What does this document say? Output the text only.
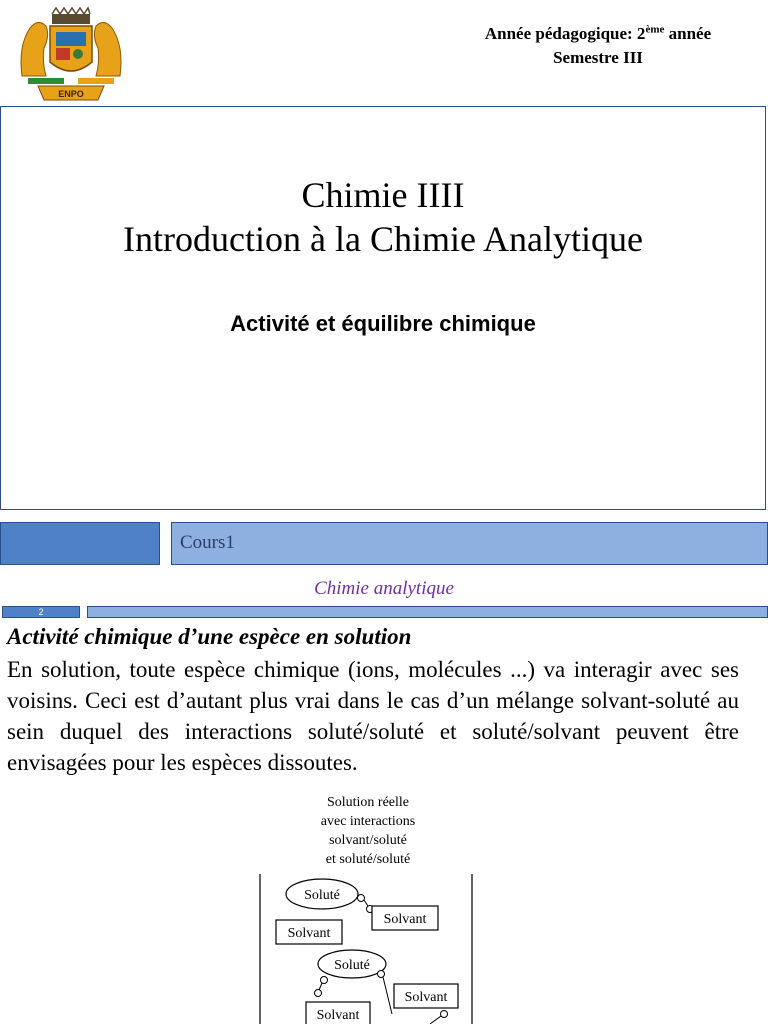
ENPO
Année pédagogique: 2ème année
Semestre III
Chimie IIII
Introduction à la Chimie Analytique
Activité et équilibre chimique
Cours1
Chimie analytique
2
Activité chimique d’une espèce en solution
En solution, toute espèce chimique (ions, molécules ...) va interagir avec ses voisins. Ceci est d’autant plus vrai dans le cas d’un mélange solvant-soluté au sein duquel des interactions soluté/soluté et soluté/solvant peuvent être envisagées pour les espèces dissoutes.
Solution réelle
avec interactions
solvant/soluté
et soluté/soluté
Soluté
Solvant
Solvant
Soluté
Solvant
Solvant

WORK TO COMPLETE:
Make an exact copy of the whole listing, but don't bring over any pictures.

SOLUTION BELOW:
What does this document say? Output the text only.
ENPO
Année pédagogique: 2ème année
Semestre III
Chimie IIII
Introduction à la Chimie Analytique
Activité et équilibre chimique
Cours1
Chimie analytique
2
Activité chimique d’une espèce en solution
En solution, toute espèce chimique (ions, molécules ...) va interagir avec ses voisins. Ceci est d’autant plus vrai dans le cas d’un mélange solvant-soluté au sein duquel des interactions soluté/soluté et soluté/solvant peuvent être envisagées pour les espèces dissoutes.
Solution réelle
avec interactions
solvant/soluté
et soluté/soluté
Soluté
Solvant
Solvant
Soluté
Solvant
Solvant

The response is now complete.